All of the data should be repeated exactly; pictures are not part of the copy.

[Entries from a visual dataset]
----

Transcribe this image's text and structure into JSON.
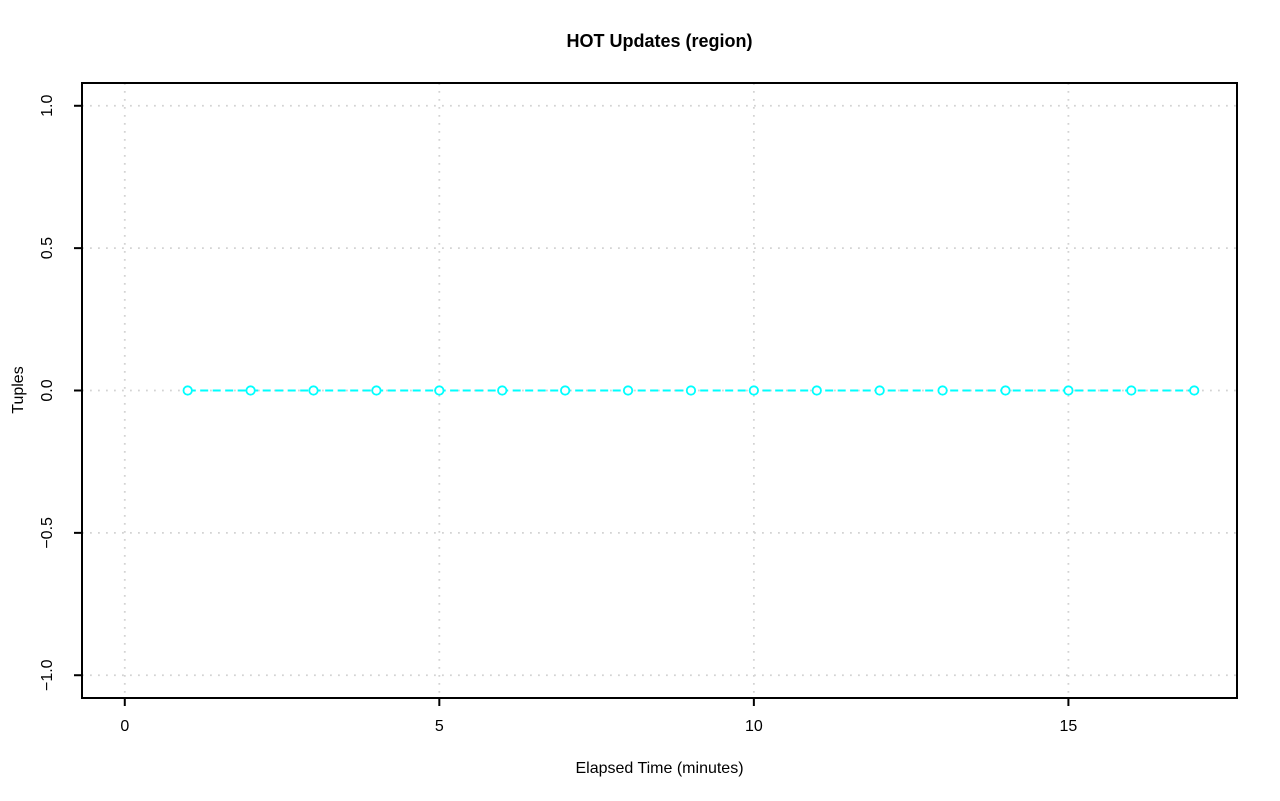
{
  "chart_data": {
    "type": "scatter",
    "title": "HOT Updates (region)",
    "xlabel": "Elapsed Time (minutes)",
    "ylabel": "Tuples",
    "x": [
      1,
      2,
      3,
      4,
      5,
      6,
      7,
      8,
      9,
      10,
      11,
      12,
      13,
      14,
      15,
      16,
      17
    ],
    "y": [
      0,
      0,
      0,
      0,
      0,
      0,
      0,
      0,
      0,
      0,
      0,
      0,
      0,
      0,
      0,
      0,
      0
    ],
    "marker": "open-circle",
    "line_style": "dashed",
    "series_color": "#00ffff",
    "grid": true,
    "grid_style": "dotted",
    "grid_color": "#d3d3d3",
    "axis_color": "#000000",
    "background_color": "#ffffff",
    "xlim": [
      -0.68,
      17.68
    ],
    "ylim": [
      -1.08,
      1.08
    ],
    "x_ticks": [
      {
        "value": 0,
        "label": "0"
      },
      {
        "value": 5,
        "label": "5"
      },
      {
        "value": 10,
        "label": "10"
      },
      {
        "value": 15,
        "label": "15"
      }
    ],
    "y_ticks": [
      {
        "value": -1.0,
        "label": "−1.0"
      },
      {
        "value": -0.5,
        "label": "−0.5"
      },
      {
        "value": 0.0,
        "label": "0.0"
      },
      {
        "value": 0.5,
        "label": "0.5"
      },
      {
        "value": 1.0,
        "label": "1.0"
      }
    ],
    "legend": "none"
  }
}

----

_Finished exercise_
Transcribe this image's text and structure into JSON.
{
  "chart_data": {
    "type": "scatter",
    "title": "HOT Updates (region)",
    "xlabel": "Elapsed Time (minutes)",
    "ylabel": "Tuples",
    "x": [
      1,
      2,
      3,
      4,
      5,
      6,
      7,
      8,
      9,
      10,
      11,
      12,
      13,
      14,
      15,
      16,
      17
    ],
    "y": [
      0,
      0,
      0,
      0,
      0,
      0,
      0,
      0,
      0,
      0,
      0,
      0,
      0,
      0,
      0,
      0,
      0
    ],
    "marker": "open-circle",
    "line_style": "dashed",
    "series_color": "#00ffff",
    "grid": true,
    "grid_style": "dotted",
    "grid_color": "#d3d3d3",
    "axis_color": "#000000",
    "background_color": "#ffffff",
    "xlim": [
      -0.68,
      17.68
    ],
    "ylim": [
      -1.08,
      1.08
    ],
    "x_ticks": [
      {
        "value": 0,
        "label": "0"
      },
      {
        "value": 5,
        "label": "5"
      },
      {
        "value": 10,
        "label": "10"
      },
      {
        "value": 15,
        "label": "15"
      }
    ],
    "y_ticks": [
      {
        "value": -1.0,
        "label": "−1.0"
      },
      {
        "value": -0.5,
        "label": "−0.5"
      },
      {
        "value": 0.0,
        "label": "0.0"
      },
      {
        "value": 0.5,
        "label": "0.5"
      },
      {
        "value": 1.0,
        "label": "1.0"
      }
    ],
    "legend": "none"
  }
}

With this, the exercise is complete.